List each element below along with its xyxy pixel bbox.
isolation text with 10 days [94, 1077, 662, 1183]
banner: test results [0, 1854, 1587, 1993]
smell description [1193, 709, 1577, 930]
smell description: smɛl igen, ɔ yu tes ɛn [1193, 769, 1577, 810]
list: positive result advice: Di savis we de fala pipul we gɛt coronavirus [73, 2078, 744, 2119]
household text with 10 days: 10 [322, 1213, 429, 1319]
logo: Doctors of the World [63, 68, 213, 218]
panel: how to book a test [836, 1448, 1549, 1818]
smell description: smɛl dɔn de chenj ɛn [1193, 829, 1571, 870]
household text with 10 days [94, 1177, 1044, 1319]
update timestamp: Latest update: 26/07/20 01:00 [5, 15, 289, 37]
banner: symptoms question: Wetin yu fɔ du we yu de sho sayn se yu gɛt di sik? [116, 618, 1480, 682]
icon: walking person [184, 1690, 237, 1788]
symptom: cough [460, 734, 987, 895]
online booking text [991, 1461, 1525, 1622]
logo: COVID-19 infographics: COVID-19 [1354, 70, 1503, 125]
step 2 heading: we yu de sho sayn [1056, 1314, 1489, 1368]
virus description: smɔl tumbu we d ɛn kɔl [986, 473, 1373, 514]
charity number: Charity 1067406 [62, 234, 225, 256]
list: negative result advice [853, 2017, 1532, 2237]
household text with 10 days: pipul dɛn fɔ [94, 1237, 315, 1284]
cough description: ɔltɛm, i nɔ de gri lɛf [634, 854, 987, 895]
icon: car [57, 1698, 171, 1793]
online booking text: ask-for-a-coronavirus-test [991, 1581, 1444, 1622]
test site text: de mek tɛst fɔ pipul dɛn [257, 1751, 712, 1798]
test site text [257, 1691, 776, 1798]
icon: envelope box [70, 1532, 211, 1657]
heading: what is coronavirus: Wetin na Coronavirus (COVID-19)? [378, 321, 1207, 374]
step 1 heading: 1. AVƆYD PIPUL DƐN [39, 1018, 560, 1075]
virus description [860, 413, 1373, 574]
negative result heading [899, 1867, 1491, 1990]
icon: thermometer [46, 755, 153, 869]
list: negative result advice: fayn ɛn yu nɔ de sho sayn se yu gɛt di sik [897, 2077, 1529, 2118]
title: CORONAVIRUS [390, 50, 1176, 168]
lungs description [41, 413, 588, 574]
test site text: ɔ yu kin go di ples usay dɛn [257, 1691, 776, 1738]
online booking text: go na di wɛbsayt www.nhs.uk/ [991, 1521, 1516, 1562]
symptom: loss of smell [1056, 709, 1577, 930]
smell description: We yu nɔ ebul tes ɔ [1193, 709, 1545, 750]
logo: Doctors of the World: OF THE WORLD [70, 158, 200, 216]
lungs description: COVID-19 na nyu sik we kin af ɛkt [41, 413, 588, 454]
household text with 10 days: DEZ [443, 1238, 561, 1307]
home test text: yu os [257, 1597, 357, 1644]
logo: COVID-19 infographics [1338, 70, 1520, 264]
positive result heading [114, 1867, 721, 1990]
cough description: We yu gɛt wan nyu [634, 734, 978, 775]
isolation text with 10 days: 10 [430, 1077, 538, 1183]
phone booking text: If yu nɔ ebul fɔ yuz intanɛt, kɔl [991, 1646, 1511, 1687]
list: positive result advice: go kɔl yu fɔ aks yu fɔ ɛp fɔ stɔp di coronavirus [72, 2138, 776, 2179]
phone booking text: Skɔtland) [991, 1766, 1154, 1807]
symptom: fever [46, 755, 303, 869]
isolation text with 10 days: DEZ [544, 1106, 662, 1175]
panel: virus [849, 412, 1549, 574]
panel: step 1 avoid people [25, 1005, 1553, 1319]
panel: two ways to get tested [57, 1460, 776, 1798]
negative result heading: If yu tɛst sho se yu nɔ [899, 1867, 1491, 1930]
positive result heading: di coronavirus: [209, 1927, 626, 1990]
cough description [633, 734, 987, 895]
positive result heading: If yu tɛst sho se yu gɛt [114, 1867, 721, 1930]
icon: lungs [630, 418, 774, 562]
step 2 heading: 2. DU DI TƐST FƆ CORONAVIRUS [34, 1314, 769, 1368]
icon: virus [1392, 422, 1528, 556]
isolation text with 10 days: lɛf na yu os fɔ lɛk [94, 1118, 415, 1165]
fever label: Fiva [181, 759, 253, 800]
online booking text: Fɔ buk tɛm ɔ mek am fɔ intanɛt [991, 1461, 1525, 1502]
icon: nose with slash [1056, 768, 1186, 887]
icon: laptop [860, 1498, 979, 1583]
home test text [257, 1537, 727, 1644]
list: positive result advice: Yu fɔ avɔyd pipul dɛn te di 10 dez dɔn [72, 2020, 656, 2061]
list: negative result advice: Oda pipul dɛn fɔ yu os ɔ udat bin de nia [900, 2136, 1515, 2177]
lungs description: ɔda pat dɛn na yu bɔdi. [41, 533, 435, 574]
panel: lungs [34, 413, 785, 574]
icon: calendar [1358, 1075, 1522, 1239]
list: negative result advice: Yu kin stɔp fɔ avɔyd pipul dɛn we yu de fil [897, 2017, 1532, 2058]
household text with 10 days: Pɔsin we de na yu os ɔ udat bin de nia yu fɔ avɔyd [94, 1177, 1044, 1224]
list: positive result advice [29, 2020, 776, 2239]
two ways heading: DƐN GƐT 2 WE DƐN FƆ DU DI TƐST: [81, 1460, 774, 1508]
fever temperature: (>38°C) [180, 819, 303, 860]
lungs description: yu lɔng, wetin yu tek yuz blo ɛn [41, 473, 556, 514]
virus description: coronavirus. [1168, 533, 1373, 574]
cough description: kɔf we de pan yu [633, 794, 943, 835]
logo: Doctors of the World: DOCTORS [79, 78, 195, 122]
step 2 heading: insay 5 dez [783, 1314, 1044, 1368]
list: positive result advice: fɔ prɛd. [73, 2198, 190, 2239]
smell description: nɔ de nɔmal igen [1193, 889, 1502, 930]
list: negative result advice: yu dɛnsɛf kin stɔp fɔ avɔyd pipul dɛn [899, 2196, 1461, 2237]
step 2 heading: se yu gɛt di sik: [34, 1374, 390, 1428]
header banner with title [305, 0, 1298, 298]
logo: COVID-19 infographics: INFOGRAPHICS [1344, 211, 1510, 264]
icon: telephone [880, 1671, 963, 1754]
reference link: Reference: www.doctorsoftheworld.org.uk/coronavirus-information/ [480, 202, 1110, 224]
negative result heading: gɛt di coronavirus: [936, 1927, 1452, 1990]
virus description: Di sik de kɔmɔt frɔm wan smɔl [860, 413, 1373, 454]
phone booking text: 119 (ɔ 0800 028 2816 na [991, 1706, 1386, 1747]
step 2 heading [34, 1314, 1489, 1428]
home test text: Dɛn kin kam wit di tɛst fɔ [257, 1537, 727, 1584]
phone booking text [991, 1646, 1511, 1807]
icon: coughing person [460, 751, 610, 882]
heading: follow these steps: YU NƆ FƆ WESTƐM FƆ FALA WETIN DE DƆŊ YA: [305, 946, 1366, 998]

━━━━━━━━━━━━━━━━━━━━

## GOAL OF THE EXERCISE
Determine the count of lines in the data above with the string "intanɛt" in them, and give that count alone.

## SOLUTION FOR THIS PROBLEM
2